<<<<

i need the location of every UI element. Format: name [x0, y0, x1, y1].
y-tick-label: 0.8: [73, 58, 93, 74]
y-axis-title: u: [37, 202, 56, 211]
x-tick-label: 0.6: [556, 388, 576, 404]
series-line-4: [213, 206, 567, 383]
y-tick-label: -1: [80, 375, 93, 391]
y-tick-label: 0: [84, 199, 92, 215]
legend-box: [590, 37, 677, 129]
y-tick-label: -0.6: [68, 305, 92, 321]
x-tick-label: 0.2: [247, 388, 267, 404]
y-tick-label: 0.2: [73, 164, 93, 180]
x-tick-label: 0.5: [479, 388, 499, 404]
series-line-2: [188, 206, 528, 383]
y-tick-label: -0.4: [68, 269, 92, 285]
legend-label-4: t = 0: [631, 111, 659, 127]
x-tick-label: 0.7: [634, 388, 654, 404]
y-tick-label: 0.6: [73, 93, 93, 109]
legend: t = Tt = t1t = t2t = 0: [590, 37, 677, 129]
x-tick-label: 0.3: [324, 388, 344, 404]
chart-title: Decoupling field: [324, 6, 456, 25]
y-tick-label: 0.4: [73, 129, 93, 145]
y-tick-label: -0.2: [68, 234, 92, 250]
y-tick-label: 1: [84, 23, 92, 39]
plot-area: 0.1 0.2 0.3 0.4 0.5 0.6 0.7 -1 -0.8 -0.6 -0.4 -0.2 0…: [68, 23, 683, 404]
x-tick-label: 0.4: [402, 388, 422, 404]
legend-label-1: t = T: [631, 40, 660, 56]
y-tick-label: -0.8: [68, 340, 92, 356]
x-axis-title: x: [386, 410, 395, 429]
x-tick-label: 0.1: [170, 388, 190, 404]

>>>>

- [Set exercise] Reproduce every line of the listing above without any changes.

- [Exercise solution]
i need the location of every UI element. Format: name [x0, y0, x1, y1].
y-tick-label: 0.8: [73, 58, 93, 74]
y-axis-title: u: [37, 202, 56, 211]
x-tick-label: 0.6: [556, 388, 576, 404]
series-line-4: [213, 206, 567, 383]
y-tick-label: -1: [80, 375, 93, 391]
y-tick-label: 0: [84, 199, 92, 215]
legend-box: [590, 37, 677, 129]
y-tick-label: -0.6: [68, 305, 92, 321]
x-tick-label: 0.2: [247, 388, 267, 404]
y-tick-label: 0.2: [73, 164, 93, 180]
x-tick-label: 0.5: [479, 388, 499, 404]
series-line-2: [188, 206, 528, 383]
y-tick-label: -0.4: [68, 269, 92, 285]
legend-label-4: t = 0: [631, 111, 659, 127]
x-tick-label: 0.7: [634, 388, 654, 404]
y-tick-label: 0.6: [73, 93, 93, 109]
legend: t = Tt = t1t = t2t = 0: [590, 37, 677, 129]
x-tick-label: 0.3: [324, 388, 344, 404]
chart-title: Decoupling field: [324, 6, 456, 25]
y-tick-label: 0.4: [73, 129, 93, 145]
y-tick-label: -0.2: [68, 234, 92, 250]
y-tick-label: 1: [84, 23, 92, 39]
plot-area: 0.1 0.2 0.3 0.4 0.5 0.6 0.7 -1 -0.8 -0.6 -0.4 -0.2 0…: [68, 23, 683, 404]
x-tick-label: 0.4: [402, 388, 422, 404]
legend-label-1: t = T: [631, 40, 660, 56]
y-tick-label: -0.8: [68, 340, 92, 356]
x-axis-title: x: [386, 410, 395, 429]
x-tick-label: 0.1: [170, 388, 190, 404]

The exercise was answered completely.